Copy each line below that contains "colors".

ROWS -
::::

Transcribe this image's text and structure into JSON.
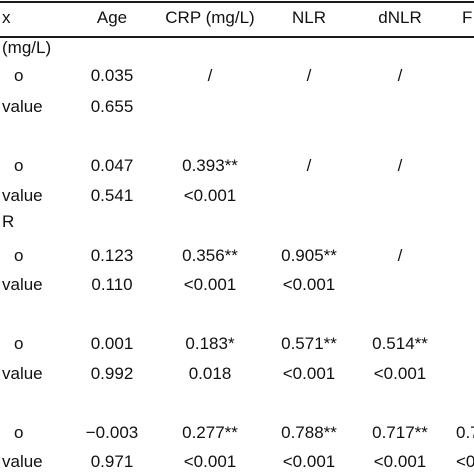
{
  "table": {
    "header": {
      "row_label": "x",
      "columns": [
        "Age",
        "CRP (mg/L)",
        "NLR",
        "dNLR",
        "F"
      ]
    },
    "rows": [
      {
        "label": "(mg/L)",
        "values": [
          "",
          "",
          "",
          "",
          ""
        ]
      },
      {
        "label": "o",
        "values": [
          "0.035",
          "/",
          "/",
          "/",
          ""
        ]
      },
      {
        "label": "value",
        "values": [
          "0.655",
          "",
          "",
          "",
          ""
        ]
      },
      {
        "label": "o",
        "values": [
          "0.047",
          "0.393**",
          "/",
          "/",
          ""
        ]
      },
      {
        "label": "value",
        "values": [
          "0.541",
          "<0.001",
          "",
          "",
          ""
        ]
      },
      {
        "label": "R",
        "values": [
          "",
          "",
          "",
          "",
          ""
        ]
      },
      {
        "label": "o",
        "values": [
          "0.123",
          "0.356**",
          "0.905**",
          "/",
          ""
        ]
      },
      {
        "label": "value",
        "values": [
          "0.110",
          "<0.001",
          "<0.001",
          "",
          ""
        ]
      },
      {
        "label": "o",
        "values": [
          "0.001",
          "0.183*",
          "0.571**",
          "0.514**",
          ""
        ]
      },
      {
        "label": "value",
        "values": [
          "0.992",
          "0.018",
          "<0.001",
          "<0.001",
          ""
        ]
      },
      {
        "label": "o",
        "values": [
          "−0.003",
          "0.277**",
          "0.788**",
          "0.717**",
          "0.7"
        ]
      },
      {
        "label": "value",
        "values": [
          "0.971",
          "<0.001",
          "<0.001",
          "<0.001",
          "<0."
        ]
      }
    ]
  }
}
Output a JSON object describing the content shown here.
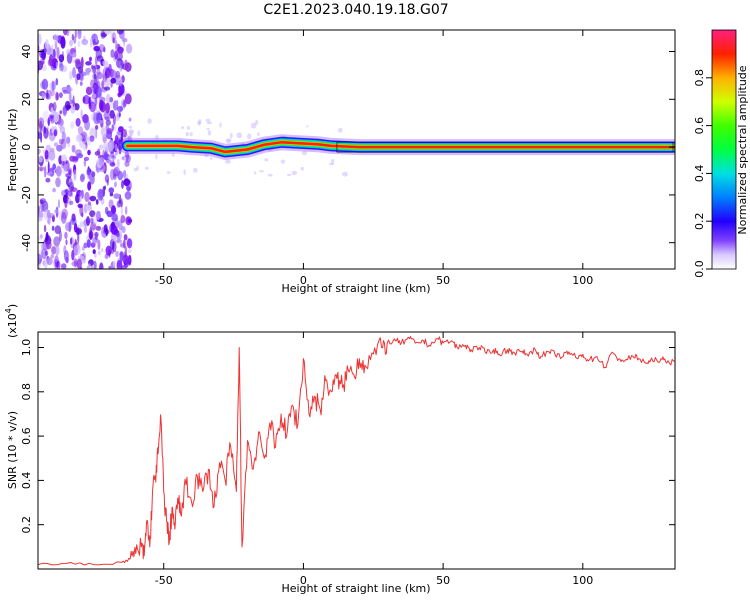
{
  "title": "C2E1.2023.040.19.18.G07",
  "colors": {
    "snr_line": "#ee3333",
    "axis": "#000000"
  },
  "chart_data": [
    {
      "type": "heatmap",
      "xlabel": "Height of straight line (km)",
      "ylabel": "Frequency (Hz)",
      "xlim": [
        -95,
        133
      ],
      "ylim": [
        -51,
        49
      ],
      "x_ticks": [
        -50,
        0,
        50,
        100
      ],
      "y_ticks": [
        -40,
        -20,
        0,
        20,
        40
      ],
      "colorbar": {
        "label": "Normalized spectral amplitude",
        "range": [
          0,
          1
        ],
        "ticks": [
          0.0,
          0.2,
          0.4,
          0.6,
          0.8
        ]
      },
      "ridge": [
        {
          "x": -63,
          "freq": 0.5
        },
        {
          "x": -55,
          "freq": 0.5
        },
        {
          "x": -45,
          "freq": 0.5
        },
        {
          "x": -40,
          "freq": 0
        },
        {
          "x": -33,
          "freq": -0.5
        },
        {
          "x": -28,
          "freq": -2
        },
        {
          "x": -20,
          "freq": -1
        },
        {
          "x": -14,
          "freq": 1
        },
        {
          "x": -8,
          "freq": 2
        },
        {
          "x": 0,
          "freq": 1.5
        },
        {
          "x": 5,
          "freq": 1.2
        },
        {
          "x": 10,
          "freq": 0.5
        },
        {
          "x": 20,
          "freq": 0
        },
        {
          "x": 50,
          "freq": 0
        },
        {
          "x": 100,
          "freq": 0
        },
        {
          "x": 133,
          "freq": 0
        }
      ],
      "noise_region_x": [
        -95,
        -62
      ]
    },
    {
      "type": "line",
      "xlabel": "Height of straight line (km)",
      "ylabel": "SNR (10 * v/v)",
      "yscale_label": "(x10",
      "yscale_exponent": "4",
      "yscale_close": ")",
      "xlim": [
        -95,
        133
      ],
      "ylim": [
        0,
        1.07
      ],
      "x_ticks": [
        -50,
        0,
        50,
        100
      ],
      "y_ticks": [
        0.2,
        0.4,
        0.6,
        0.8,
        1.0
      ],
      "y_tick_labels": [
        "0.2",
        "0.4",
        "0.6",
        "0.8",
        "1.0"
      ],
      "series": [
        {
          "x": [
            -95,
            -85,
            -75,
            -65,
            -62,
            -60,
            -58,
            -57,
            -56,
            -55,
            -54,
            -53,
            -52,
            -51,
            -50,
            -49,
            -48,
            -47,
            -46,
            -45,
            -44,
            -42,
            -40,
            -38,
            -36,
            -34,
            -32,
            -30,
            -28,
            -26,
            -24,
            -23,
            -22,
            -20,
            -18,
            -16,
            -14,
            -12,
            -10,
            -8,
            -6,
            -4,
            -2,
            0,
            2,
            4,
            6,
            8,
            10,
            12,
            14,
            16,
            18,
            20,
            22,
            25,
            28,
            30,
            33,
            35,
            38,
            40,
            43,
            45,
            48,
            50,
            53,
            55,
            58,
            60,
            63,
            65,
            68,
            70,
            73,
            75,
            78,
            80,
            83,
            85,
            88,
            90,
            93,
            95,
            98,
            100,
            102,
            105,
            108,
            110,
            113,
            115,
            118,
            120,
            123,
            125,
            128,
            130,
            133
          ],
          "y": [
            0.02,
            0.025,
            0.02,
            0.03,
            0.045,
            0.07,
            0.1,
            0.06,
            0.22,
            0.1,
            0.35,
            0.42,
            0.52,
            0.68,
            0.35,
            0.22,
            0.12,
            0.28,
            0.18,
            0.32,
            0.25,
            0.38,
            0.3,
            0.42,
            0.35,
            0.45,
            0.28,
            0.48,
            0.4,
            0.55,
            0.35,
            1.0,
            0.1,
            0.58,
            0.45,
            0.62,
            0.5,
            0.66,
            0.55,
            0.7,
            0.6,
            0.74,
            0.65,
            0.95,
            0.7,
            0.78,
            0.72,
            0.85,
            0.8,
            0.86,
            0.82,
            0.9,
            0.88,
            0.95,
            0.92,
            0.97,
            1.0,
            1.02,
            1.03,
            1.02,
            1.04,
            1.02,
            1.03,
            1.01,
            1.04,
            1.02,
            1.03,
            1.0,
            1.01,
            0.99,
            1.0,
            0.98,
            0.99,
            0.97,
            0.99,
            0.98,
            0.98,
            0.97,
            0.99,
            0.96,
            0.98,
            0.97,
            0.96,
            0.98,
            0.95,
            0.97,
            0.94,
            0.96,
            0.91,
            0.97,
            0.95,
            0.94,
            0.96,
            0.95,
            0.93,
            0.94,
            0.95,
            0.93,
            0.94
          ]
        }
      ]
    }
  ]
}
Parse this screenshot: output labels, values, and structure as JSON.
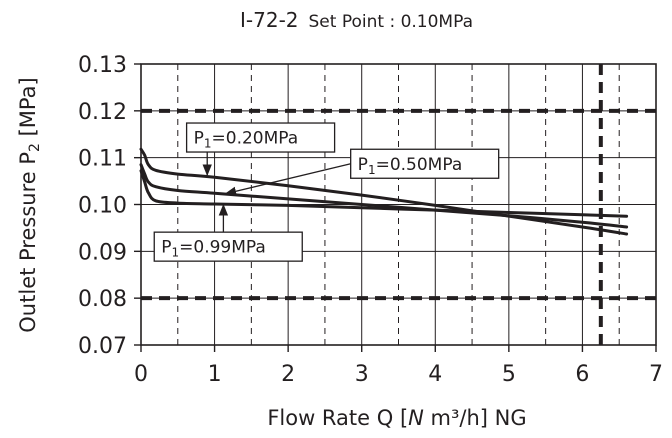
{
  "chart_data": {
    "type": "line",
    "title": "I-72-2",
    "subtitle": "Set Point : 0.10MPa",
    "xlabel_parts": [
      "Flow  Rate  Q  [",
      "N",
      " m³/h] NG"
    ],
    "ylabel_parts": [
      "Outlet  Pressure  P",
      "2",
      " [MPa]"
    ],
    "xlim": [
      0,
      7
    ],
    "ylim": [
      0.07,
      0.13
    ],
    "x_ticks": [
      0,
      1,
      2,
      3,
      4,
      5,
      6,
      7
    ],
    "x_tick_labels": [
      "0",
      "1",
      "2",
      "3",
      "4",
      "5",
      "6",
      "7"
    ],
    "y_ticks": [
      0.07,
      0.08,
      0.09,
      0.1,
      0.11,
      0.12,
      0.13
    ],
    "y_tick_labels": [
      "0.07",
      "0.08",
      "0.09",
      "0.10",
      "0.11",
      "0.12",
      "0.13"
    ],
    "x_minor_grid": [
      0.5,
      1.5,
      2.5,
      3.5,
      4.5,
      5.5,
      6.5
    ],
    "grid": true,
    "reference_lines": [
      {
        "orientation": "horizontal",
        "value": 0.12
      },
      {
        "orientation": "horizontal",
        "value": 0.08
      },
      {
        "orientation": "vertical",
        "value": 6.25
      }
    ],
    "series": [
      {
        "label_parts": [
          "P",
          "1",
          "=0.20MPa"
        ],
        "x": [
          0.0,
          0.05,
          0.1,
          0.2,
          0.5,
          1,
          2,
          3,
          4,
          5,
          6,
          6.6
        ],
        "y": [
          0.1118,
          0.1105,
          0.1085,
          0.1073,
          0.1065,
          0.1058,
          0.104,
          0.102,
          0.0998,
          0.0975,
          0.0952,
          0.0937
        ],
        "callout": {
          "anchor_x": 0.9,
          "anchor_y": 0.1063,
          "box_x": 0.62,
          "box_y": 0.1143
        }
      },
      {
        "label_parts": [
          "P",
          "1",
          "=0.50MPa"
        ],
        "x": [
          0.0,
          0.05,
          0.1,
          0.2,
          0.5,
          1,
          2,
          3,
          4,
          5,
          6,
          6.6
        ],
        "y": [
          0.1085,
          0.1065,
          0.1048,
          0.1038,
          0.103,
          0.1024,
          0.1012,
          0.1,
          0.0988,
          0.0976,
          0.0962,
          0.0952
        ],
        "callout": {
          "anchor_x": 1.15,
          "anchor_y": 0.1023,
          "box_x": 2.85,
          "box_y": 0.1087
        }
      },
      {
        "label_parts": [
          "P",
          "1",
          "=0.99MPa"
        ],
        "x": [
          0.0,
          0.05,
          0.1,
          0.2,
          0.5,
          1,
          2,
          3,
          4,
          5,
          6,
          6.6
        ],
        "y": [
          0.1072,
          0.1048,
          0.1025,
          0.1008,
          0.1003,
          0.1001,
          0.0998,
          0.0993,
          0.0988,
          0.0983,
          0.0978,
          0.0975
        ],
        "callout": {
          "anchor_x": 1.12,
          "anchor_y": 0.0999,
          "box_x": 0.18,
          "box_y": 0.091
        }
      }
    ]
  }
}
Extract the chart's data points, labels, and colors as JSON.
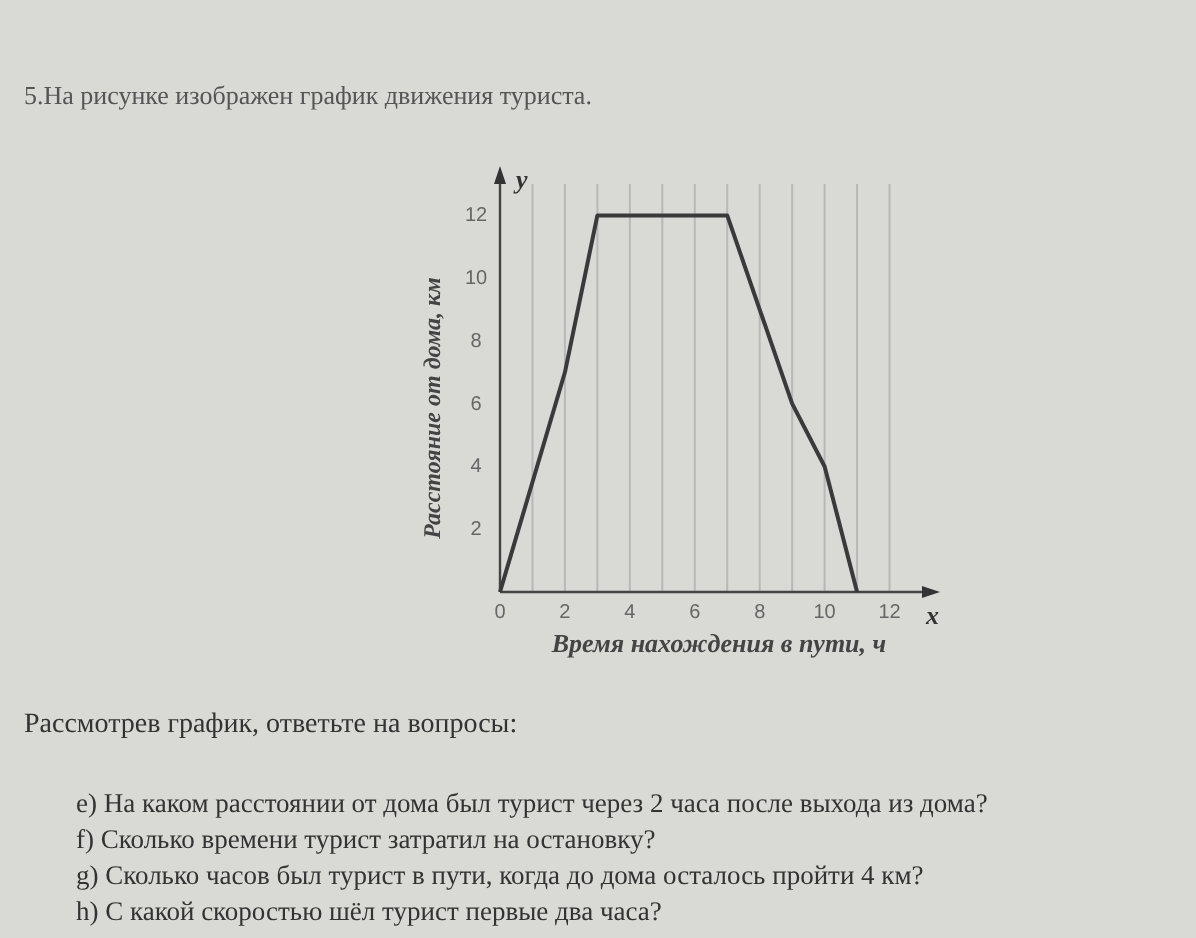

::::

THE RESULT -
  "colors": {
Extract the chart's data points, labels, and colors as JSON.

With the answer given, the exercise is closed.